▶ [Task] Only lines with the word "原旅游区" are needed; collect each of them from the listing below.

The input start

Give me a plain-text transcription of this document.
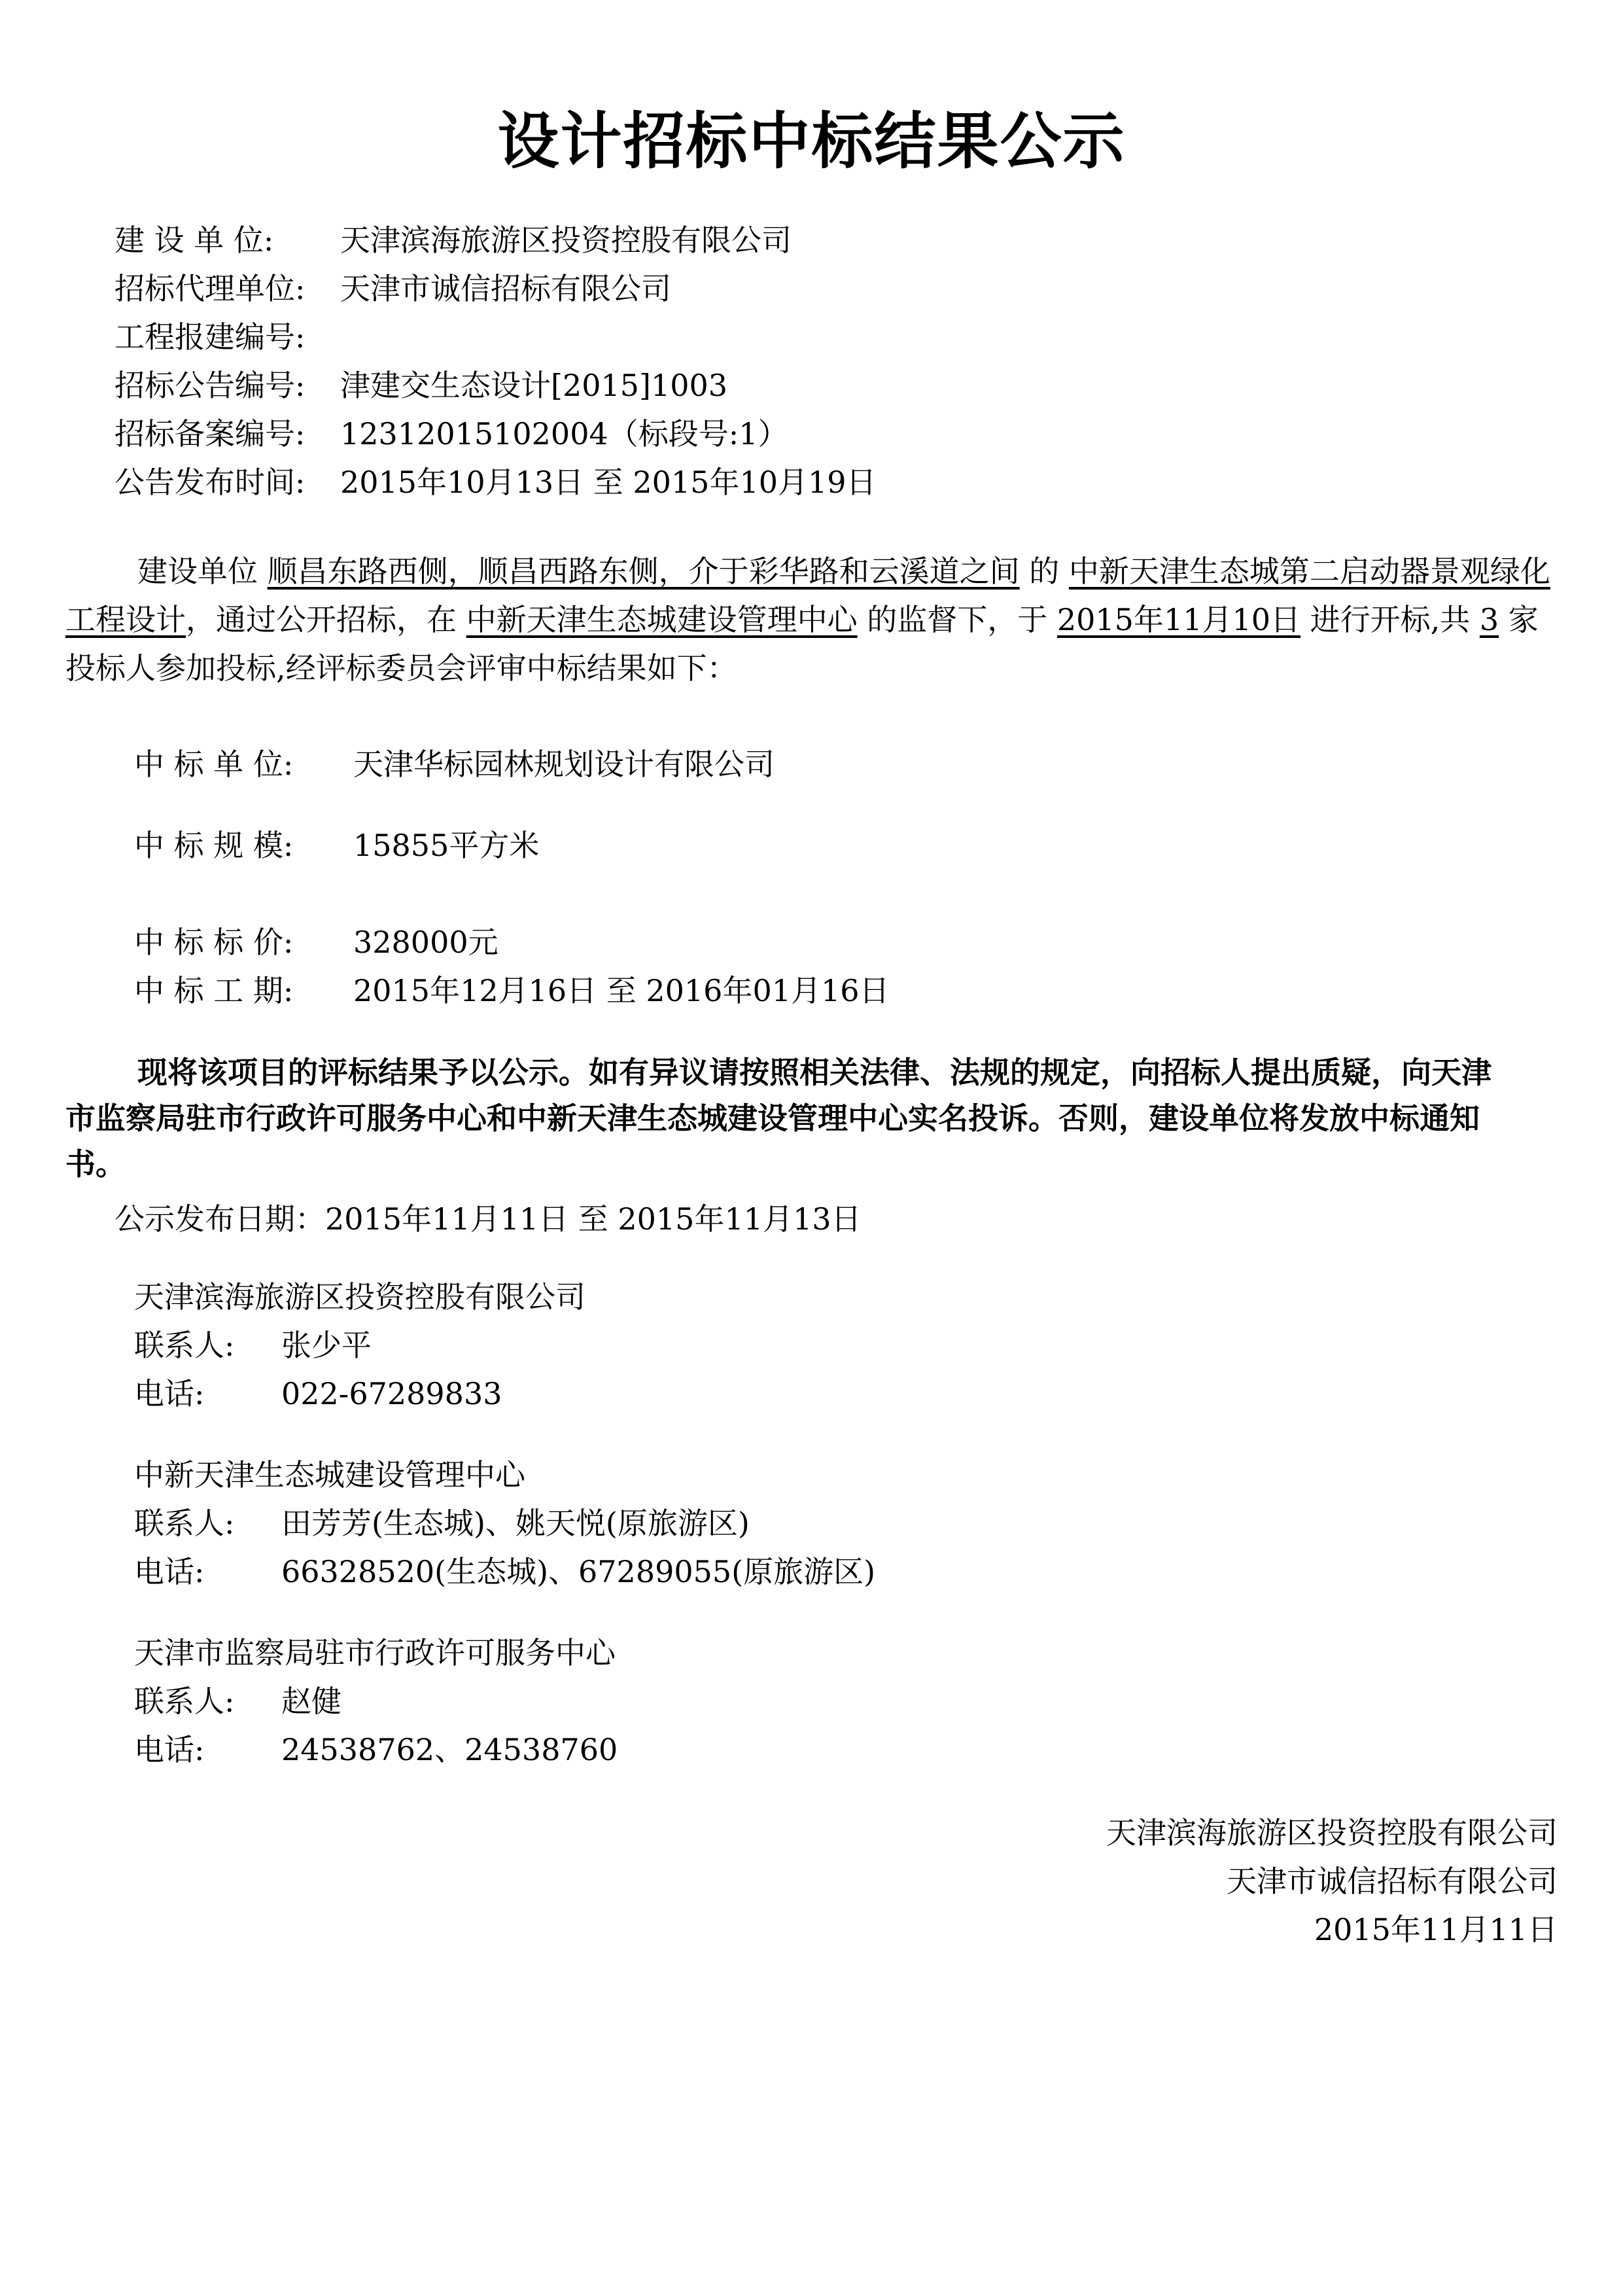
设计招标中标结果公示
建 设 单 位: 天津滨海旅游区投资控股有限公司
招标代理单位: 天津市诚信招标有限公司
工程报建编号:
招标公告编号: 津建交生态设计[2015]1003
招标备案编号: 12312015102004（标段号:1）
公告发布时间: 2015年10月13日 至 2015年10月19日
建设单位 顺昌东路西侧，顺昌西路东侧，介于彩华路和云溪道之间 的 中新天津生态城第二启动器景观绿化工程设计，通过公开招标，在 中新天津生态城建设管理中心 的监督下，于 2015年11月10日 进行开标,共 3 家投标人参加投标,经评标委员会评审中标结果如下：
中 标 单 位: 天津华标园林规划设计有限公司
中 标 规 模: 15855平方米
中 标 标 价: 328000元
中 标 工 期: 2015年12月16日 至 2016年01月16日
现将该项目的评标结果予以公示。如有异议请按照相关法律、法规的规定，向招标人提出质疑，向天津市监察局驻市行政许可服务中心和中新天津生态城建设管理中心实名投诉。否则，建设单位将发放中标通知书。
公示发布日期：2015年11月11日 至 2015年11月13日
天津滨海旅游区投资控股有限公司
联系人: 张少平
电话:	022-67289833
中新天津生态城建设管理中心
联系人: 田芳芳(生态城)、姚天悦(原旅游区)
电话:	66328520(生态城)、67289055(原旅游区)
天津市监察局驻市行政许可服务中心
联系人: 赵健
电话:	24538762、24538760
天津滨海旅游区投资控股有限公司
天津市诚信招标有限公司
2015年11月11日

The input end

▶ [Exercise result]
联系人: 田芳芳(生态城)、姚天悦(原旅游区)
电话:	66328520(生态城)、67289055(原旅游区)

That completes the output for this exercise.